- TO BE DONE -
Retype all of the data. Every line must match exactly.

++++ DATA EXCERPTS ++++

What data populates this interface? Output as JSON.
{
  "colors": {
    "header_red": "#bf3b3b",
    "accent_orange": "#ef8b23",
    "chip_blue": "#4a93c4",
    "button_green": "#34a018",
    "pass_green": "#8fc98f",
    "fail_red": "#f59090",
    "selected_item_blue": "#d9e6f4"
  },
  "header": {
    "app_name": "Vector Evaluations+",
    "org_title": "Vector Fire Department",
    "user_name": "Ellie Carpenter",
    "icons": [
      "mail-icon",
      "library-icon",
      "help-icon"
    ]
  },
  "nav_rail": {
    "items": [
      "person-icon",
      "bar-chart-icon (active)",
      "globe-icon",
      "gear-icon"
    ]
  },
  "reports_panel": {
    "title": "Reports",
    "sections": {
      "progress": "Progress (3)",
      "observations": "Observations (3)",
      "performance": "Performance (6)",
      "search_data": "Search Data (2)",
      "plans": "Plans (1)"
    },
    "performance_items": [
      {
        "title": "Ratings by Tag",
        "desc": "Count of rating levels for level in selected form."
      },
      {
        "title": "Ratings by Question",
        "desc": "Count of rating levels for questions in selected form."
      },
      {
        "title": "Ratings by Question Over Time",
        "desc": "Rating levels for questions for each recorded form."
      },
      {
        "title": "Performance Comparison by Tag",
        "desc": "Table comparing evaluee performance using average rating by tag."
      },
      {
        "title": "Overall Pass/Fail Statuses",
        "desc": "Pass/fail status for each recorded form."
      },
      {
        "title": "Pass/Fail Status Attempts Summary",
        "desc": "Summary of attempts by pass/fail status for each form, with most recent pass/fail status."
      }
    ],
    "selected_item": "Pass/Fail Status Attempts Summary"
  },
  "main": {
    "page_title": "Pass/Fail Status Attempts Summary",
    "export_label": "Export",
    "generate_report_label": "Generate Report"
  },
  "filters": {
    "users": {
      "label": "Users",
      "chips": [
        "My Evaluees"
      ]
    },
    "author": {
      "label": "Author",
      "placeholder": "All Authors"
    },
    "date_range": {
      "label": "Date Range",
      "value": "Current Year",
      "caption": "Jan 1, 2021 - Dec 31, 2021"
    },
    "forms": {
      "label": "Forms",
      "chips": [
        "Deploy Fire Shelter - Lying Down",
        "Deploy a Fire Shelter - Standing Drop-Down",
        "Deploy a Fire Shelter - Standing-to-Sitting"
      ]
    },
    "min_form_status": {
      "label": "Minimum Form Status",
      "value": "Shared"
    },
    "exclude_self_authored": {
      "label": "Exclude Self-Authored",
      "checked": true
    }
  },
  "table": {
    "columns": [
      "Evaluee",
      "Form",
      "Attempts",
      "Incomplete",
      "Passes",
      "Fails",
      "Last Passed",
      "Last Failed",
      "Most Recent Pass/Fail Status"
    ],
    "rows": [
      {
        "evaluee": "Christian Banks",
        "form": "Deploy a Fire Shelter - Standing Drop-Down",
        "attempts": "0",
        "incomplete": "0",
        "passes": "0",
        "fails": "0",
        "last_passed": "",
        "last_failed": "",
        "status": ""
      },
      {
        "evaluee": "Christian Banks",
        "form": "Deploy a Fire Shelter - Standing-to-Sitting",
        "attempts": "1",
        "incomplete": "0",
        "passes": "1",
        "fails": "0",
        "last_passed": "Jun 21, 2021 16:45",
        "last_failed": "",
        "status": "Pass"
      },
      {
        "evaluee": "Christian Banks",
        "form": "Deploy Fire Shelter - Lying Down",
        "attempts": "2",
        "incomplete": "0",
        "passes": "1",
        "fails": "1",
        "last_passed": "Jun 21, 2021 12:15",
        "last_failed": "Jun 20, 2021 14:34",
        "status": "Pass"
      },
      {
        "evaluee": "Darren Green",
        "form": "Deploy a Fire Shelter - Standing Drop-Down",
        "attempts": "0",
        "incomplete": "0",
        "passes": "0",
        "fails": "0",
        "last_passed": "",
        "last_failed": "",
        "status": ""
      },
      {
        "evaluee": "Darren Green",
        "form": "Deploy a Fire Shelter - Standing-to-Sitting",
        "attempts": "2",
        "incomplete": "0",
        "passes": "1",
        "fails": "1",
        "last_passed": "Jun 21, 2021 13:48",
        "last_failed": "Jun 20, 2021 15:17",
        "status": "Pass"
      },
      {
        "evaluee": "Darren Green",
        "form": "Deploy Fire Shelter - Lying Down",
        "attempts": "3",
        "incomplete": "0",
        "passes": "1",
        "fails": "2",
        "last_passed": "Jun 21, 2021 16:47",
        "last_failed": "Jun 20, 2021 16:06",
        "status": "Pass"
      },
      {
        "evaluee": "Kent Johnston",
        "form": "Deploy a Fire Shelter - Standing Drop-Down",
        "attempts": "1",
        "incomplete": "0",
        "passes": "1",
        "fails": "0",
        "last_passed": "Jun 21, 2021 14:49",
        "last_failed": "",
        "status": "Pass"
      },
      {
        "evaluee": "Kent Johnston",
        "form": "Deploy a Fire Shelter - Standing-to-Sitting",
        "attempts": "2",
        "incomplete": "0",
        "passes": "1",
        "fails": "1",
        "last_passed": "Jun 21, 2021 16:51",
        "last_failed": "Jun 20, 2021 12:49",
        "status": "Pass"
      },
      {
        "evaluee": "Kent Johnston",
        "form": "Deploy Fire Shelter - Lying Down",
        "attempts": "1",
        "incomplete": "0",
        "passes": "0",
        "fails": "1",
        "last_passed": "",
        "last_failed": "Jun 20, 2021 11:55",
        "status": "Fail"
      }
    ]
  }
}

++++

- COMPLETED TASK -
What data populates this interface? Output as JSON.
{
  "colors": {
    "header_red": "#bf3b3b",
    "accent_orange": "#ef8b23",
    "chip_blue": "#4a93c4",
    "button_green": "#34a018",
    "pass_green": "#8fc98f",
    "fail_red": "#f59090",
    "selected_item_blue": "#d9e6f4"
  },
  "header": {
    "app_name": "Vector Evaluations+",
    "org_title": "Vector Fire Department",
    "user_name": "Ellie Carpenter",
    "icons": [
      "mail-icon",
      "library-icon",
      "help-icon"
    ]
  },
  "nav_rail": {
    "items": [
      "person-icon",
      "bar-chart-icon (active)",
      "globe-icon",
      "gear-icon"
    ]
  },
  "reports_panel": {
    "title": "Reports",
    "sections": {
      "progress": "Progress (3)",
      "observations": "Observations (3)",
      "performance": "Performance (6)",
      "search_data": "Search Data (2)",
      "plans": "Plans (1)"
    },
    "performance_items": [
      {
        "title": "Ratings by Tag",
        "desc": "Count of rating levels for level in selected form."
      },
      {
        "title": "Ratings by Question",
        "desc": "Count of rating levels for questions in selected form."
      },
      {
        "title": "Ratings by Question Over Time",
        "desc": "Rating levels for questions for each recorded form."
      },
      {
        "title": "Performance Comparison by Tag",
        "desc": "Table comparing evaluee performance using average rating by tag."
      },
      {
        "title": "Overall Pass/Fail Statuses",
        "desc": "Pass/fail status for each recorded form."
      },
      {
        "title": "Pass/Fail Status Attempts Summary",
        "desc": "Summary of attempts by pass/fail status for each form, with most recent pass/fail status."
      }
    ],
    "selected_item": "Pass/Fail Status Attempts Summary"
  },
  "main": {
    "page_title": "Pass/Fail Status Attempts Summary",
    "export_label": "Export",
    "generate_report_label": "Generate Report"
  },
  "filters": {
    "users": {
      "label": "Users",
      "chips": [
        "My Evaluees"
      ]
    },
    "author": {
      "label": "Author",
      "placeholder": "All Authors"
    },
    "date_range": {
      "label": "Date Range",
      "value": "Current Year",
      "caption": "Jan 1, 2021 - Dec 31, 2021"
    },
    "forms": {
      "label": "Forms",
      "chips": [
        "Deploy Fire Shelter - Lying Down",
        "Deploy a Fire Shelter - Standing Drop-Down",
        "Deploy a Fire Shelter - Standing-to-Sitting"
      ]
    },
    "min_form_status": {
      "label": "Minimum Form Status",
      "value": "Shared"
    },
    "exclude_self_authored": {
      "label": "Exclude Self-Authored",
      "checked": true
    }
  },
  "table": {
    "columns": [
      "Evaluee",
      "Form",
      "Attempts",
      "Incomplete",
      "Passes",
      "Fails",
      "Last Passed",
      "Last Failed",
      "Most Recent Pass/Fail Status"
    ],
    "rows": [
      {
        "evaluee": "Christian Banks",
        "form": "Deploy a Fire Shelter - Standing Drop-Down",
        "attempts": "0",
        "incomplete": "0",
        "passes": "0",
        "fails": "0",
        "last_passed": "",
        "last_failed": "",
        "status": ""
      },
      {
        "evaluee": "Christian Banks",
        "form": "Deploy a Fire Shelter - Standing-to-Sitting",
        "attempts": "1",
        "incomplete": "0",
        "passes": "1",
        "fails": "0",
        "last_passed": "Jun 21, 2021 16:45",
        "last_failed": "",
        "status": "Pass"
      },
      {
        "evaluee": "Christian Banks",
        "form": "Deploy Fire Shelter - Lying Down",
        "attempts": "2",
        "incomplete": "0",
        "passes": "1",
        "fails": "1",
        "last_passed": "Jun 21, 2021 12:15",
        "last_failed": "Jun 20, 2021 14:34",
        "status": "Pass"
      },
      {
        "evaluee": "Darren Green",
        "form": "Deploy a Fire Shelter - Standing Drop-Down",
        "attempts": "0",
        "incomplete": "0",
        "passes": "0",
        "fails": "0",
        "last_passed": "",
        "last_failed": "",
        "status": ""
      },
      {
        "evaluee": "Darren Green",
        "form": "Deploy a Fire Shelter - Standing-to-Sitting",
        "attempts": "2",
        "incomplete": "0",
        "passes": "1",
        "fails": "1",
        "last_passed": "Jun 21, 2021 13:48",
        "last_failed": "Jun 20, 2021 15:17",
        "status": "Pass"
      },
      {
        "evaluee": "Darren Green",
        "form": "Deploy Fire Shelter - Lying Down",
        "attempts": "3",
        "incomplete": "0",
        "passes": "1",
        "fails": "2",
        "last_passed": "Jun 21, 2021 16:47",
        "last_failed": "Jun 20, 2021 16:06",
        "status": "Pass"
      },
      {
        "evaluee": "Kent Johnston",
        "form": "Deploy a Fire Shelter - Standing Drop-Down",
        "attempts": "1",
        "incomplete": "0",
        "passes": "1",
        "fails": "0",
        "last_passed": "Jun 21, 2021 14:49",
        "last_failed": "",
        "status": "Pass"
      },
      {
        "evaluee": "Kent Johnston",
        "form": "Deploy a Fire Shelter - Standing-to-Sitting",
        "attempts": "2",
        "incomplete": "0",
        "passes": "1",
        "fails": "1",
        "last_passed": "Jun 21, 2021 16:51",
        "last_failed": "Jun 20, 2021 12:49",
        "status": "Pass"
      },
      {
        "evaluee": "Kent Johnston",
        "form": "Deploy Fire Shelter - Lying Down",
        "attempts": "1",
        "incomplete": "0",
        "passes": "0",
        "fails": "1",
        "last_passed": "",
        "last_failed": "Jun 20, 2021 11:55",
        "status": "Fail"
      }
    ]
  }
}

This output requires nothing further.